■ TASK ■
Go through the material below and copy all lines with "нефтепродукты".

%%

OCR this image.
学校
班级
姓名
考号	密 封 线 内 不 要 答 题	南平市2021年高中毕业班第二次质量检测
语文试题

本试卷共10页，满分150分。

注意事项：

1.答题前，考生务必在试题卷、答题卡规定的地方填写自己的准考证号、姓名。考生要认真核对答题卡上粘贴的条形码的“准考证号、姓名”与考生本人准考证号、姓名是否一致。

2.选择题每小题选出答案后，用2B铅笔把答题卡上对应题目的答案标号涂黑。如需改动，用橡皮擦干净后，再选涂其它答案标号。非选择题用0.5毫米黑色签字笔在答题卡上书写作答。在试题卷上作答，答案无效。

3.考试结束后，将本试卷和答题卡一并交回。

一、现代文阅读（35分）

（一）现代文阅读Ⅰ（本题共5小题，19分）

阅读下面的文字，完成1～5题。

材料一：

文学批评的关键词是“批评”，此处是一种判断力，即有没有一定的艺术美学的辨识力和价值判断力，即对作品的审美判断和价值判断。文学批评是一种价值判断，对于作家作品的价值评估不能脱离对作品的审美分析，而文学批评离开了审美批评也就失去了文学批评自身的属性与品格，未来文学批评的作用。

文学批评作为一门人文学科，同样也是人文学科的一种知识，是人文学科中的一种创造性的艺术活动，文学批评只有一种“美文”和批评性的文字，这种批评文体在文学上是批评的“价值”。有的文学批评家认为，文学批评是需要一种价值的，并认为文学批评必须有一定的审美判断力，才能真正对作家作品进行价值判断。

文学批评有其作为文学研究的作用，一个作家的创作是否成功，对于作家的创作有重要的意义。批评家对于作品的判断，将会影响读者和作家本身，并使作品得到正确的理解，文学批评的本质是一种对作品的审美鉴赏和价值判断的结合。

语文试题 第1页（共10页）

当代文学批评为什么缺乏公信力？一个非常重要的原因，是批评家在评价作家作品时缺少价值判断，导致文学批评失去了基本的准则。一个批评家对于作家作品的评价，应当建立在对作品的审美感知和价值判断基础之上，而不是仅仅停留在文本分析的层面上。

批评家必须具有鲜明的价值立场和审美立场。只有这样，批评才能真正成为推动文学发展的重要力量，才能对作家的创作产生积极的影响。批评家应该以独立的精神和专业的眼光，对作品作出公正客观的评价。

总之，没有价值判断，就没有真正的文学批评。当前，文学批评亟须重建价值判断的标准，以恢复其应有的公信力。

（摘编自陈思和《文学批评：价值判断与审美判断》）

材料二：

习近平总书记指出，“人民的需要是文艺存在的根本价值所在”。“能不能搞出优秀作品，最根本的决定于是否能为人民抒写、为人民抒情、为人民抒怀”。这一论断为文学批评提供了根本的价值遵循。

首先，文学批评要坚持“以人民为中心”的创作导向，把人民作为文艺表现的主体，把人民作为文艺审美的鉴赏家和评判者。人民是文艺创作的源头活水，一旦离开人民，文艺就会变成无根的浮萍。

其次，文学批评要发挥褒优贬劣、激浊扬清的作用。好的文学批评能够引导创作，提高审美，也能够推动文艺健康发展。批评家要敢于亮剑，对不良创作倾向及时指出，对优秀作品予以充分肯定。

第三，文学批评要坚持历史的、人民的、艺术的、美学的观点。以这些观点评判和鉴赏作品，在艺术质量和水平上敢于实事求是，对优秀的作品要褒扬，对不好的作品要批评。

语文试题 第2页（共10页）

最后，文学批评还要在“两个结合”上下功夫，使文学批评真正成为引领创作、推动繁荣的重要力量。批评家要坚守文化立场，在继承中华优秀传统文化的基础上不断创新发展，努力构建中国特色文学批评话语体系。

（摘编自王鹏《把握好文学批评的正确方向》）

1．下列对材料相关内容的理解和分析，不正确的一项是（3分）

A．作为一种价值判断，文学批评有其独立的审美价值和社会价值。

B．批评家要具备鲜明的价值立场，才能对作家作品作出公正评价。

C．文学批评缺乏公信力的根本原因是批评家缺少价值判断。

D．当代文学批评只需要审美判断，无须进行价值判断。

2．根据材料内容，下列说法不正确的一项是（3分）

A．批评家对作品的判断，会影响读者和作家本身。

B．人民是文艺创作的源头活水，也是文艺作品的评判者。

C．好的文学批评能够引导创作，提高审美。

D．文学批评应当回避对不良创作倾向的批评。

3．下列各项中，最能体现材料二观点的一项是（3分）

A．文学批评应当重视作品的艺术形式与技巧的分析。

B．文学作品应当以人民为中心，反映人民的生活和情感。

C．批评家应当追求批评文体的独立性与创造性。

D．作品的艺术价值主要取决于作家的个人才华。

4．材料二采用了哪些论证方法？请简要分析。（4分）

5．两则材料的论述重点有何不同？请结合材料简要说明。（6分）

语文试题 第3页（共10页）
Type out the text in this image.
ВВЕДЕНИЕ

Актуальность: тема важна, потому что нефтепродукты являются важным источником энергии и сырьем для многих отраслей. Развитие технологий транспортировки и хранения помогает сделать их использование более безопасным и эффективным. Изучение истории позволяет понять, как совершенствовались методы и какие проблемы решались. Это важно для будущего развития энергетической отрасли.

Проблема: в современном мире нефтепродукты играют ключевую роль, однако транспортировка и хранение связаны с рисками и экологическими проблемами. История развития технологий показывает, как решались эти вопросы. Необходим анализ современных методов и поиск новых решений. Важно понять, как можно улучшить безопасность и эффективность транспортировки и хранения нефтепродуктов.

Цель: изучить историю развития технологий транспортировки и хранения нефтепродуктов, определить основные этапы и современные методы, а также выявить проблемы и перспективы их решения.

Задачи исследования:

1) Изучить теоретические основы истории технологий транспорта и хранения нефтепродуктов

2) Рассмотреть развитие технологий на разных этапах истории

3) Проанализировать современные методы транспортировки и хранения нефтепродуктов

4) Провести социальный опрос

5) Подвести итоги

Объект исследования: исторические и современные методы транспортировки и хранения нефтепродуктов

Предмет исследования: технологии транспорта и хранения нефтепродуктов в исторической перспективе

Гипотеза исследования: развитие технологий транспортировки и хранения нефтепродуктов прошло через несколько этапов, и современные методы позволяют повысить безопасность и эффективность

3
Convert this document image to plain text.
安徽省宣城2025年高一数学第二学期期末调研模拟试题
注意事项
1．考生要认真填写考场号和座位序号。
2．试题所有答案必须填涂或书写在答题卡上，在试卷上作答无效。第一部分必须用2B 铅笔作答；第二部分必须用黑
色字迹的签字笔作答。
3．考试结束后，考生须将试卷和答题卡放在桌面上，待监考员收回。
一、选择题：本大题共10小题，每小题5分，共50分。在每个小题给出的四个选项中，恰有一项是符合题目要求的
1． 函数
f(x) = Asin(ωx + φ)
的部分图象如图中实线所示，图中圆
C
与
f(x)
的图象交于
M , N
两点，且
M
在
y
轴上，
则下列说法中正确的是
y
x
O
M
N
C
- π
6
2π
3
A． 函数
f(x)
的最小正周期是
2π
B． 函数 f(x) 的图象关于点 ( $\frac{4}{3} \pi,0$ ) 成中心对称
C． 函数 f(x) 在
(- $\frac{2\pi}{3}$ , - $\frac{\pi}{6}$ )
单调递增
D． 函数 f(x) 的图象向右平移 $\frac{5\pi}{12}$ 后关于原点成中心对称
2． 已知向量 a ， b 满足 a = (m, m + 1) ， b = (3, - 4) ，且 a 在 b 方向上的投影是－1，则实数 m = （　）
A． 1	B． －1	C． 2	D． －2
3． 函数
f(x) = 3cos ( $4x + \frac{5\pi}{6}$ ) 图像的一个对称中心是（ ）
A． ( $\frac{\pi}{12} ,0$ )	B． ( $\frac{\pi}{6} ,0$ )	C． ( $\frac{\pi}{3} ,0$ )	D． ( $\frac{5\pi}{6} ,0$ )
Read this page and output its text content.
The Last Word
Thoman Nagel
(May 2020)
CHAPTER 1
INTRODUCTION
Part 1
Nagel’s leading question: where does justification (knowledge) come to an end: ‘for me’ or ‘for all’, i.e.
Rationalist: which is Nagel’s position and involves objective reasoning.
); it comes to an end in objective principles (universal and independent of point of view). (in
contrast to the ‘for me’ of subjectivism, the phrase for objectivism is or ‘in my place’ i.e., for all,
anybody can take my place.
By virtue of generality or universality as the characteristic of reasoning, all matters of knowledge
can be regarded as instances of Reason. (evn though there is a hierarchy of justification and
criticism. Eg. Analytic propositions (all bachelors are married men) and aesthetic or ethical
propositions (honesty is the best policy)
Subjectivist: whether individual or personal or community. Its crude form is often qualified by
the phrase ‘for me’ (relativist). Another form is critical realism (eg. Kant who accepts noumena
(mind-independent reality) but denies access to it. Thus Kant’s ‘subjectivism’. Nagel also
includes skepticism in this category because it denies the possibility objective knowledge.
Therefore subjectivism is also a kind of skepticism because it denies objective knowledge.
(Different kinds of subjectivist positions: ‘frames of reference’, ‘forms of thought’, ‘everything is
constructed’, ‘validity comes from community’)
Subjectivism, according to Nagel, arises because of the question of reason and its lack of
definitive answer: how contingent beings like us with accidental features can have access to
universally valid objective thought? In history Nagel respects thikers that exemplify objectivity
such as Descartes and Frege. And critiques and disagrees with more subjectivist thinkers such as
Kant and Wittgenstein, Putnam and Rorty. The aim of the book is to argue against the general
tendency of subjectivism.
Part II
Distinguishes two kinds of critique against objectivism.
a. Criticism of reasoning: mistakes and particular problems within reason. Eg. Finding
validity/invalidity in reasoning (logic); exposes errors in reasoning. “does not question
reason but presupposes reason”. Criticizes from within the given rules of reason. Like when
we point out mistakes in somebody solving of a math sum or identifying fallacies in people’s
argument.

%%

■ PROBLEM SOLUTION ■
Актуальность: тема важна, потому что нефтепродукты являются важным источником энергии и сырьем для многих отраслей. Развитие технологий транспортировки и хранения помогает сделать их использование более безопасным и эффективным. Изучение истории позволяет понять, как совершенствовались методы и какие проблемы решались. Это важно для будущего развития энергетической отрасли.
Проблема: в современном мире нефтепродукты играют ключевую роль, однако транспортировка и хранение связаны с рисками и экологическими проблемами. История развития технологий показывает, как решались эти вопросы. Необходим анализ современных методов и поиск новых решений. Важно понять, как можно улучшить безопасность и эффективность транспортировки и хранения нефтепродуктов.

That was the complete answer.